- _Work instructions_: The records below must be duplicated exactly, character for character.

====

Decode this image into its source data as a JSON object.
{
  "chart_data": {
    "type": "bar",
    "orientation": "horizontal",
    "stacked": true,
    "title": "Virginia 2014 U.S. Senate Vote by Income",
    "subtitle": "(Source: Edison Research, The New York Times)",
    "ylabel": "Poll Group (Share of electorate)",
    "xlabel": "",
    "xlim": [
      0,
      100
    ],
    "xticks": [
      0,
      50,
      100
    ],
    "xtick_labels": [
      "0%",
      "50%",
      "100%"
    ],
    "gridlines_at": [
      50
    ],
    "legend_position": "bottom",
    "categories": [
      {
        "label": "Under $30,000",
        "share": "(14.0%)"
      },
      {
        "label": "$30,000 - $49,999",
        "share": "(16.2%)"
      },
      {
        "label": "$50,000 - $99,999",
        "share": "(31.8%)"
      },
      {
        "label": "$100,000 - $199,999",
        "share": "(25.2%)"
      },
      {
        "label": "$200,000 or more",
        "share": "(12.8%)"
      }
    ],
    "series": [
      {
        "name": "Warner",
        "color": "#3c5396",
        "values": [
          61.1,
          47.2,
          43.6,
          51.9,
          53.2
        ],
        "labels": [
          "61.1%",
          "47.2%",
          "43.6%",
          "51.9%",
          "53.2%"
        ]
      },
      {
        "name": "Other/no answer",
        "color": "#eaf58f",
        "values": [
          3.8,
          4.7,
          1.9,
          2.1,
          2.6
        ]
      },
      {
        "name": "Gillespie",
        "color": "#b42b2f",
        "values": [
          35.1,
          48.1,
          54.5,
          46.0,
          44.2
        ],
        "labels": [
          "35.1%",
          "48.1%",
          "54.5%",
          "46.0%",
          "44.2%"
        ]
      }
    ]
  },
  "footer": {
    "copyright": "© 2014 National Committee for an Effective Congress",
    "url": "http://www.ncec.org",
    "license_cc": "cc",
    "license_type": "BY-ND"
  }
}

====

- _Exercise result_:
Decode this image into its source data as a JSON object.
{
  "chart_data": {
    "type": "bar",
    "orientation": "horizontal",
    "stacked": true,
    "title": "Virginia 2014 U.S. Senate Vote by Income",
    "subtitle": "(Source: Edison Research, The New York Times)",
    "ylabel": "Poll Group (Share of electorate)",
    "xlabel": "",
    "xlim": [
      0,
      100
    ],
    "xticks": [
      0,
      50,
      100
    ],
    "xtick_labels": [
      "0%",
      "50%",
      "100%"
    ],
    "gridlines_at": [
      50
    ],
    "legend_position": "bottom",
    "categories": [
      {
        "label": "Under $30,000",
        "share": "(14.0%)"
      },
      {
        "label": "$30,000 - $49,999",
        "share": "(16.2%)"
      },
      {
        "label": "$50,000 - $99,999",
        "share": "(31.8%)"
      },
      {
        "label": "$100,000 - $199,999",
        "share": "(25.2%)"
      },
      {
        "label": "$200,000 or more",
        "share": "(12.8%)"
      }
    ],
    "series": [
      {
        "name": "Warner",
        "color": "#3c5396",
        "values": [
          61.1,
          47.2,
          43.6,
          51.9,
          53.2
        ],
        "labels": [
          "61.1%",
          "47.2%",
          "43.6%",
          "51.9%",
          "53.2%"
        ]
      },
      {
        "name": "Other/no answer",
        "color": "#eaf58f",
        "values": [
          3.8,
          4.7,
          1.9,
          2.1,
          2.6
        ]
      },
      {
        "name": "Gillespie",
        "color": "#b42b2f",
        "values": [
          35.1,
          48.1,
          54.5,
          46.0,
          44.2
        ],
        "labels": [
          "35.1%",
          "48.1%",
          "54.5%",
          "46.0%",
          "44.2%"
        ]
      }
    ]
  },
  "footer": {
    "copyright": "© 2014 National Committee for an Effective Congress",
    "url": "http://www.ncec.org",
    "license_cc": "cc",
    "license_type": "BY-ND"
  }
}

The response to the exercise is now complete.